Exercise: Count how many lines contain the word "Δαβὶδ". Please give only the number.

Given records:
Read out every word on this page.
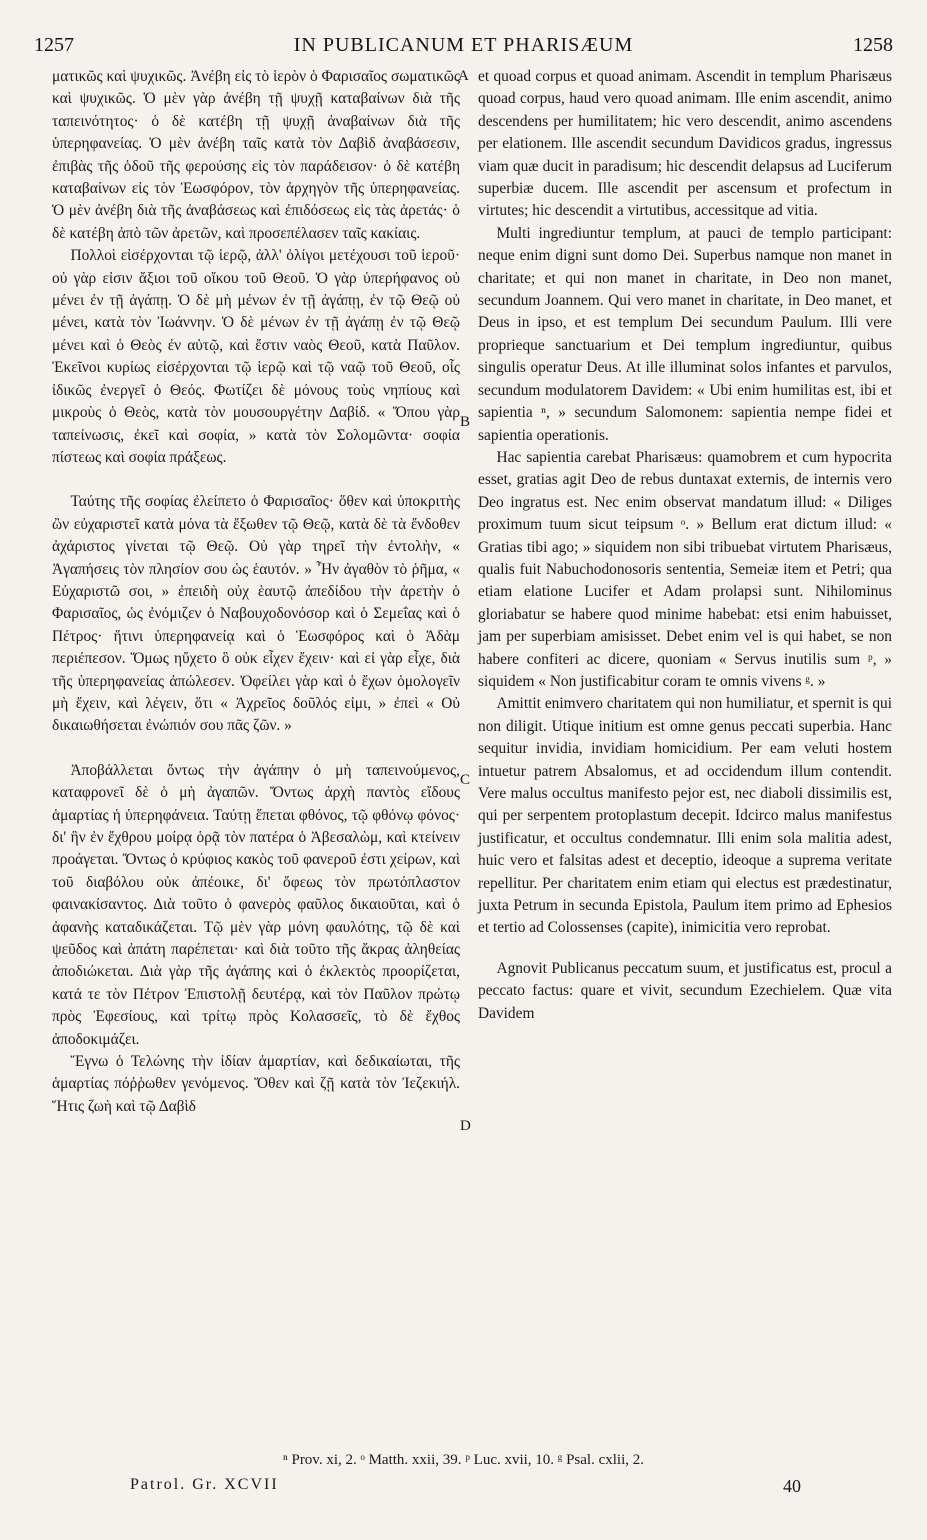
1257	IN PUBLICANUM ET PHARISÆUM	1258

ματικῶς καὶ ψυχικῶς. Ἀνέβη εἰς τὸ ἱερὸν ὁ Φαρισαῖος σωματικῶς καὶ ψυχικῶς. Ὁ μὲν γὰρ ἀνέβη τῇ ψυχῇ καταβαίνων διὰ τῆς ταπεινότητος· ὁ δὲ κατέβη τῇ ψυχῇ ἀναβαίνων διὰ τῆς ὑπερηφανείας. Ὁ μὲν ἀνέβη ταῖς κατὰ τὸν Δαβὶδ ἀναβάσεσιν, ἐπιβὰς τῆς ὁδοῦ τῆς φερούσης εἰς τὸν παράδεισον· ὁ δὲ κατέβη καταβαίνων εἰς τὸν Ἑωσφόρον, τὸν ἀρχηγὸν τῆς ὑπερηφανείας. Ὁ μὲν ἀνέβη διὰ τῆς ἀναβάσεως καὶ ἐπιδόσεως εἰς τὰς ἀρετάς· ὁ δὲ κατέβη ἀπὸ τῶν ἀρετῶν, καὶ προσεπέλασεν ταῖς κακίαις.

Πολλοὶ εἰσέρχονται τῷ ἱερῷ, ἀλλ' ὀλίγοι μετέχουσι τοῦ ἱεροῦ· οὐ γὰρ εἰσιν ἄξιοι τοῦ οἴκου τοῦ Θεοῦ. Ὁ γὰρ ὑπερήφανος οὐ μένει ἐν τῇ ἀγάπῃ. Ὁ δὲ μὴ μένων ἐν τῇ ἀγάπῃ, ἐν τῷ Θεῷ οὐ μένει, κατὰ τὸν Ἰωάννην. Ὁ δὲ μένων ἐν τῇ ἀγάπῃ ἐν τῷ Θεῷ μένει καὶ ὁ Θεὸς ἐν αὐτῷ, καὶ ἔστιν ναὸς Θεοῦ, κατὰ Παῦλον. Ἐκεῖνοι κυρίως εἰσέρχονται τῷ ἱερῷ καὶ τῷ ναῷ τοῦ Θεοῦ, οἷς ἰδικῶς ἐνεργεῖ ὁ Θεός. Φωτίζει δὲ μόνους τοὺς νηπίους καὶ μικροὺς ὁ Θεὸς, κατὰ τὸν μουσουργέτην Δαβίδ. « Ὅπου γὰρ ταπείνωσις, ἐκεῖ καὶ σοφία, » κατὰ τὸν Σολομῶντα· σοφία πίστεως καὶ σοφία πράξεως.

Ταύτης τῆς σοφίας ἐλείπετο ὁ Φαρισαῖος· ὅθεν καὶ ὑποκριτὴς ὢν εὐχαριστεῖ κατὰ μόνα τὰ ἔξωθεν τῷ Θεῷ, κατὰ δὲ τὰ ἔνδοθεν ἀχάριστος γίνεται τῷ Θεῷ. Οὐ γὰρ τηρεῖ τὴν ἐντολὴν, « Ἀγαπήσεις τὸν πλησίον σου ὡς ἑαυτόν. » Ἦν ἀγαθὸν τὸ ῥῆμα, « Εὐχαριστῶ σοι, » ἐπειδὴ οὐχ ἑαυτῷ ἀπεδίδου τὴν ἀρετὴν ὁ Φαρισαῖος, ὡς ἐνόμιζεν ὁ Ναβουχοδονόσορ καὶ ὁ Σεμεΐας καὶ ὁ Πέτρος· ἥτινι ὑπερηφανείᾳ καὶ ὁ Ἑωσφόρος καὶ ὁ Ἀδὰμ περιέπεσον. Ὅμως ηὔχετο ὃ οὐκ εἶχεν ἔχειν· καὶ εἰ γὰρ εἶχε, διὰ τῆς ὑπερηφανείας ἀπώλεσεν. Ὀφείλει γὰρ καὶ ὁ ἔχων ὁμολογεῖν μὴ ἔχειν, καὶ λέγειν, ὅτι « Ἀχρεῖος δοῦλός εἰμι, » ἐπεὶ « Οὐ δικαιωθήσεται ἐνώπιόν σου πᾶς ζῶν. »

Ἀποβάλλεται ὄντως τὴν ἀγάπην ὁ μὴ ταπεινούμενος, καταφρονεῖ δὲ ὁ μὴ ἀγαπῶν. Ὄντως ἀρχὴ παντὸς εἴδους ἁμαρτίας ἡ ὑπερηφάνεια. Ταύτῃ ἕπεται φθόνος, τῷ φθόνῳ φόνος· δι' ἣν ἐν ἔχθρου μοίρᾳ ὁρᾷ τὸν πατέρα ὁ Ἀβεσαλὼμ, καὶ κτείνειν προάγεται. Ὄντως ὁ κρύφιος κακὸς τοῦ φανεροῦ ἐστι χείρων, καὶ τοῦ διαβόλου οὐκ ἀπέοικε, δι' ὄφεως τὸν πρωτόπλαστον φαινακίσαντος. Διὰ τοῦτο ὁ φανερὸς φαῦλος δικαιοῦται, καὶ ὁ ἀφανὴς καταδικάζεται. Τῷ μὲν γὰρ μόνη φαυλότης, τῷ δὲ καὶ ψεῦδος καὶ ἀπάτη παρέπεται· καὶ διὰ τοῦτο τῆς ἄκρας ἀληθείας ἀποδιώκεται. Διὰ γὰρ τῆς ἀγάπης καὶ ὁ ἐκλεκτὸς προορίζεται, κατά τε τὸν Πέτρον Ἐπιστολῇ δευτέρᾳ, καὶ τὸν Παῦλον πρώτῳ πρὸς Ἐφεσίους, καὶ τρίτῳ πρὸς Κολασσεῖς, τὸ δὲ ἔχθος ἀποδοκιμάζει.

Ἔγνω ὁ Τελώνης τὴν ἰδίαν ἁμαρτίαν, καὶ δεδικαίωται, τῆς ἁμαρτίας πόῤῥωθεν γενόμενος. Ὅθεν καὶ ζῇ κατὰ τὸν Ἰεζεκιήλ. Ἥτις ζωὴ καὶ τῷ Δαβὶδ

A
B
C
D

et quoad corpus et quoad animam. Ascendit in templum Pharisæus quoad corpus, haud vero quoad animam. Ille enim ascendit, animo descendens per humilitatem; hic vero descendit, animo ascendens per elationem. Ille ascendit secundum Davidicos gradus, ingressus viam quæ ducit in paradisum; hic descendit delapsus ad Luciferum superbiæ ducem. Ille ascendit per ascensum et profectum in virtutes; hic descendit a virtutibus, accessitque ad vitia.

Multi ingrediuntur templum, at pauci de templo participant: neque enim digni sunt domo Dei. Superbus namque non manet in charitate; et qui non manet in charitate, in Deo non manet, secundum Joannem. Qui vero manet in charitate, in Deo manet, et Deus in ipso, et est templum Dei secundum Paulum. Illi vere proprieque sanctuarium et Dei templum ingrediuntur, quibus singulis operatur Deus. At ille illuminat solos infantes et parvulos, secundum modulatorem Davidem: « Ubi enim humilitas est, ibi et sapientia ⁿ, » secundum Salomonem: sapientia nempe fidei et sapientia operationis.

Hac sapientia carebat Pharisæus: quamobrem et cum hypocrita esset, gratias agit Deo de rebus duntaxat externis, de internis vero Deo ingratus est. Nec enim observat mandatum illud: « Diliges proximum tuum sicut teipsum ᵒ. » Bellum erat dictum illud: « Gratias tibi ago; » siquidem non sibi tribuebat virtutem Pharisæus, qualis fuit Nabuchodonosoris sententia, Semeiæ item et Petri; qua etiam elatione Lucifer et Adam prolapsi sunt. Nihilominus gloriabatur se habere quod minime habebat: etsi enim habuisset, jam per superbiam amisisset. Debet enim vel is qui habet, se non habere confiteri ac dicere, quoniam « Servus inutilis sum ᵖ, » siquidem « Non justificabitur coram te omnis vivens ᵍ. »

Amittit enimvero charitatem qui non humiliatur, et spernit is qui non diligit. Utique initium est omne genus peccati superbia. Hanc sequitur invidia, invidiam homicidium. Per eam veluti hostem intuetur patrem Absalomus, et ad occidendum illum contendit. Vere malus occultus manifesto pejor est, nec diaboli dissimilis est, qui per serpentem protoplastum decepit. Idcirco malus manifestus justificatur, et occultus condemnatur. Illi enim sola malitia adest, huic vero et falsitas adest et deceptio, ideoque a suprema veritate repellitur. Per charitatem enim etiam qui electus est prædestinatur, juxta Petrum in secunda Epistola, Paulum item primo ad Ephesios et tertio ad Colossenses (capite), inimicitia vero reprobat.

Agnovit Publicanus peccatum suum, et justificatus est, procul a peccato factus: quare et vivit, secundum Ezechielem. Quæ vita Davidem

ⁿ Prov. xi, 2. ᵒ Matth. xxii, 39. ᵖ Luc. xvii, 10. ᵍ Psal. cxlii, 2.
Patrol. Gr. XCVII	40
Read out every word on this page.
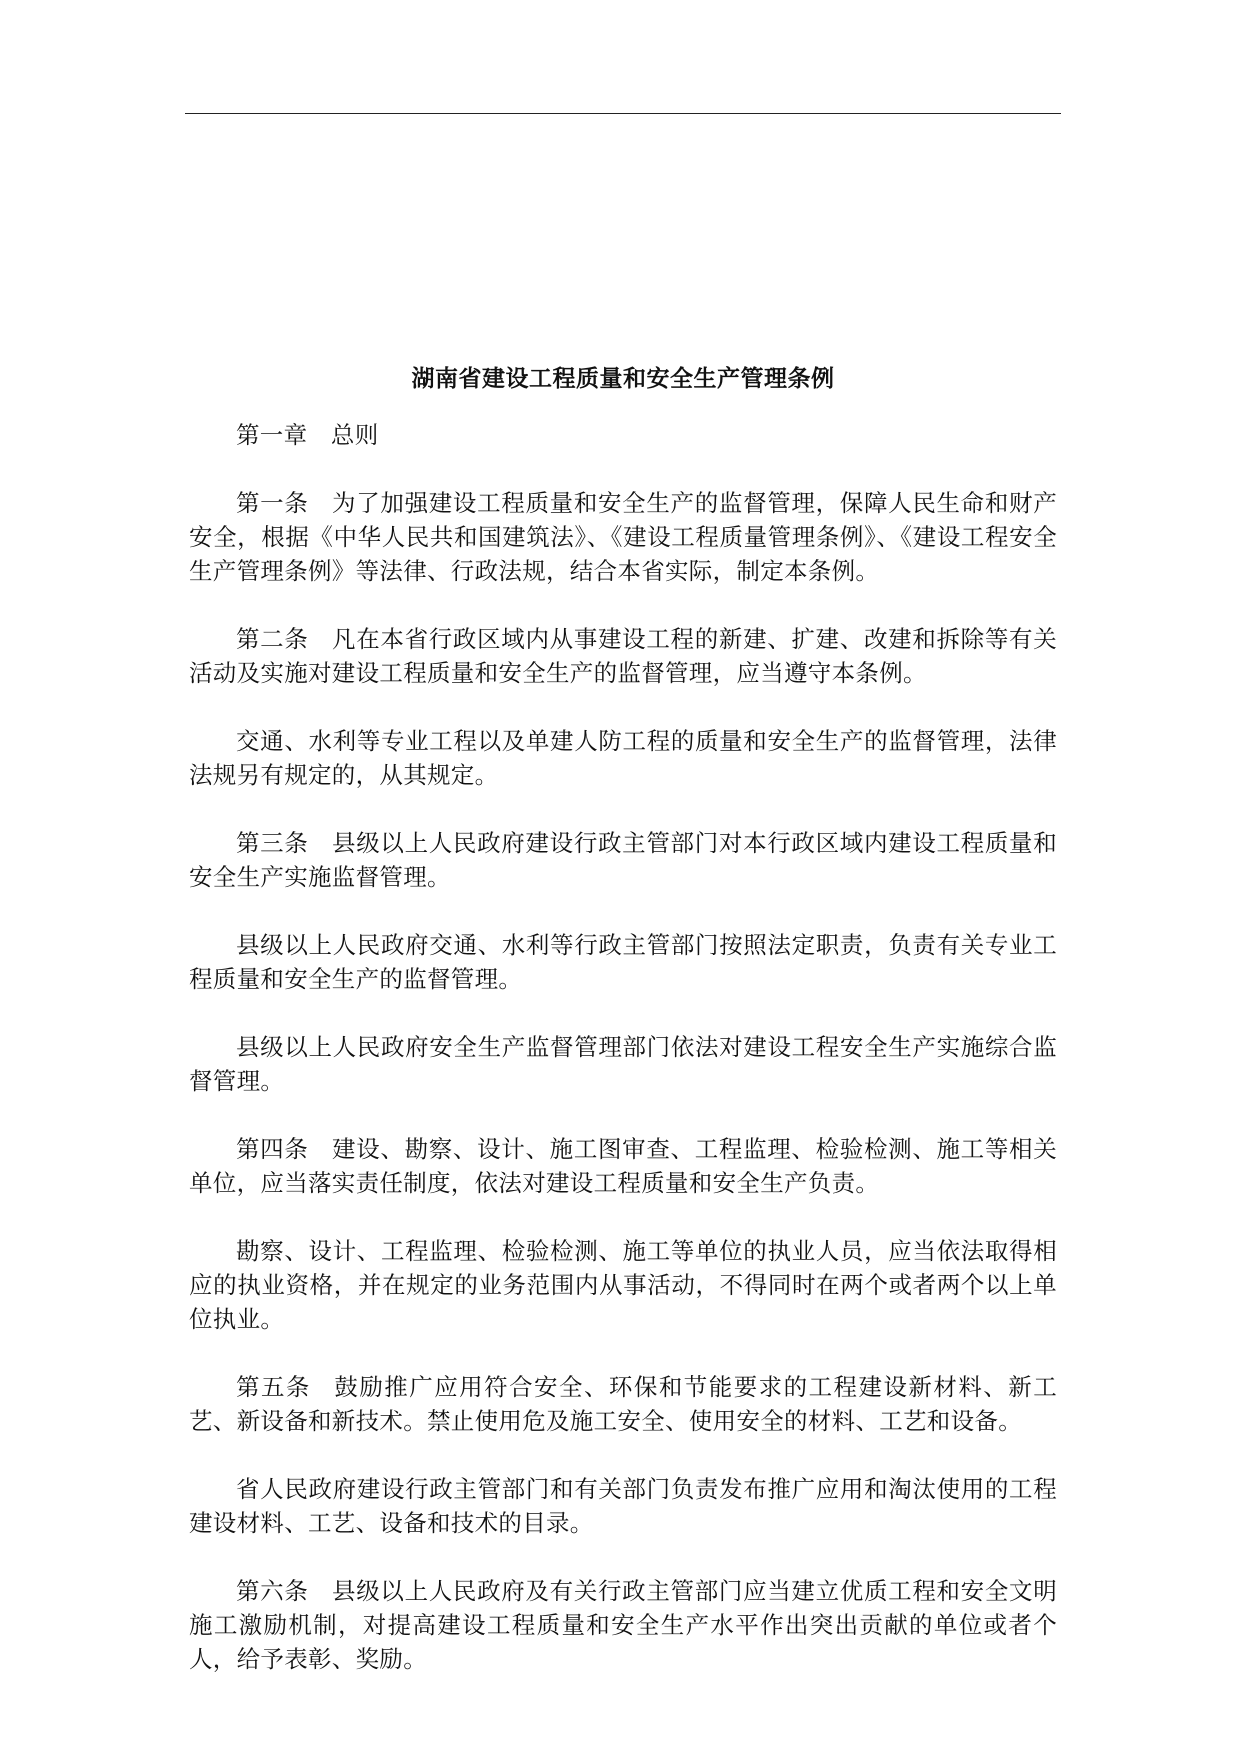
湖南省建设工程质量和安全生产管理条例
第一章 总则

第一条 为了加强建设工程质量和安全生产的监督管理，保障人民生命和财产安全，根据《中华人民共和国建筑法》、《建设工程质量管理条例》、《建设工程安全生产管理条例》等法律、行政法规，结合本省实际，制定本条例。

第二条 凡在本省行政区域内从事建设工程的新建、扩建、改建和拆除等有关活动及实施对建设工程质量和安全生产的监督管理，应当遵守本条例。

交通、水利等专业工程以及单建人防工程的质量和安全生产的监督管理，法律法规另有规定的，从其规定。

第三条 县级以上人民政府建设行政主管部门对本行政区域内建设工程质量和安全生产实施监督管理。

县级以上人民政府交通、水利等行政主管部门按照法定职责，负责有关专业工程质量和安全生产的监督管理。

县级以上人民政府安全生产监督管理部门依法对建设工程安全生产实施综合监督管理。

第四条 建设、勘察、设计、施工图审查、工程监理、检验检测、施工等相关单位，应当落实责任制度，依法对建设工程质量和安全生产负责。

勘察、设计、工程监理、检验检测、施工等单位的执业人员，应当依法取得相应的执业资格，并在规定的业务范围内从事活动，不得同时在两个或者两个以上单位执业。

第五条 鼓励推广应用符合安全、环保和节能要求的工程建设新材料、新工艺、新设备和新技术。禁止使用危及施工安全、使用安全的材料、工艺和设备。

省人民政府建设行政主管部门和有关部门负责发布推广应用和淘汰使用的工程建设材料、工艺、设备和技术的目录。

第六条 县级以上人民政府及有关行政主管部门应当建立优质工程和安全文明施工激励机制，对提高建设工程质量和安全生产水平作出突出贡献的单位或者个人，给予表彰、奖励。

Task response: 2